■ Exercise task
Which lines hold the word "工作场所职业病危害作业分级"? Show each of them.

■ Records for the task
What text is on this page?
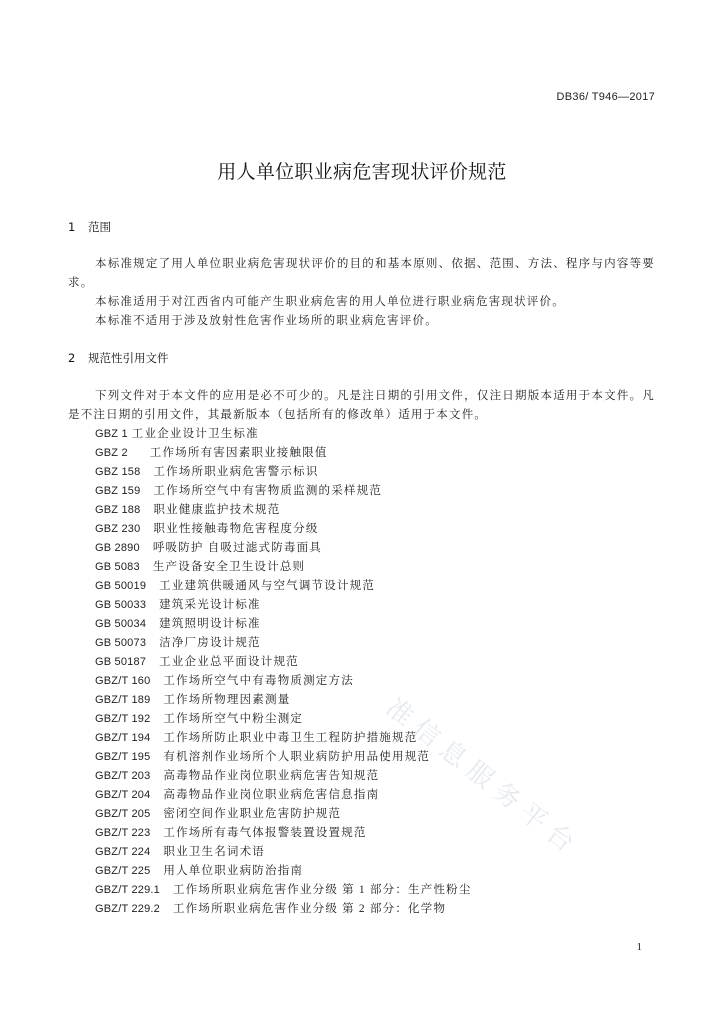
准信息服务平台
DB36/ T946—2017
用人单位职业病危害现状评价规范
1 范围

本标准规定了用人单位职业病危害现状评价的目的和基本原则、依据、范围、方法、程序与内容等要求。

本标准适用于对江西省内可能产生职业病危害的用人单位进行职业病危害现状评价。

本标准不适用于涉及放射性危害作业场所的职业病危害评价。

2 规范性引用文件

下列文件对于本文件的应用是必不可少的。凡是注日期的引用文件，仅注日期版本适用于本文件。凡是不注日期的引用文件，其最新版本（包括所有的修改单）适用于本文件。

GBZ 1 工业企业设计卫生标准
GBZ 2 工作场所有害因素职业接触限值
GBZ 158 工作场所职业病危害警示标识
GBZ 159 工作场所空气中有害物质监测的采样规范
GBZ 188 职业健康监护技术规范
GBZ 230 职业性接触毒物危害程度分级
GB 2890 呼吸防护 自吸过滤式防毒面具
GB 5083 生产设备安全卫生设计总则
GB 50019 工业建筑供暖通风与空气调节设计规范
GB 50033 建筑采光设计标准
GB 50034 建筑照明设计标准
GB 50073 洁净厂房设计规范
GB 50187 工业企业总平面设计规范
GBZ/T 160 工作场所空气中有毒物质测定方法
GBZ/T 189 工作场所物理因素测量
GBZ/T 192 工作场所空气中粉尘测定
GBZ/T 194 工作场所防止职业中毒卫生工程防护措施规范
GBZ/T 195 有机溶剂作业场所个人职业病防护用品使用规范
GBZ/T 203 高毒物品作业岗位职业病危害告知规范
GBZ/T 204 高毒物品作业岗位职业病危害信息指南
GBZ/T 205 密闭空间作业职业危害防护规范
GBZ/T 223 工作场所有毒气体报警装置设置规范
GBZ/T 224 职业卫生名词术语
GBZ/T 225 用人单位职业病防治指南
GBZ/T 229.1 工作场所职业病危害作业分级 第 1 部分：生产性粉尘
GBZ/T 229.2 工作场所职业病危害作业分级 第 2 部分：化学物
1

■ Complete response
GBZ/T 229.1 工作场所职业病危害作业分级 第 1 部分：生产性粉尘
GBZ/T 229.2 工作场所职业病危害作业分级 第 2 部分：化学物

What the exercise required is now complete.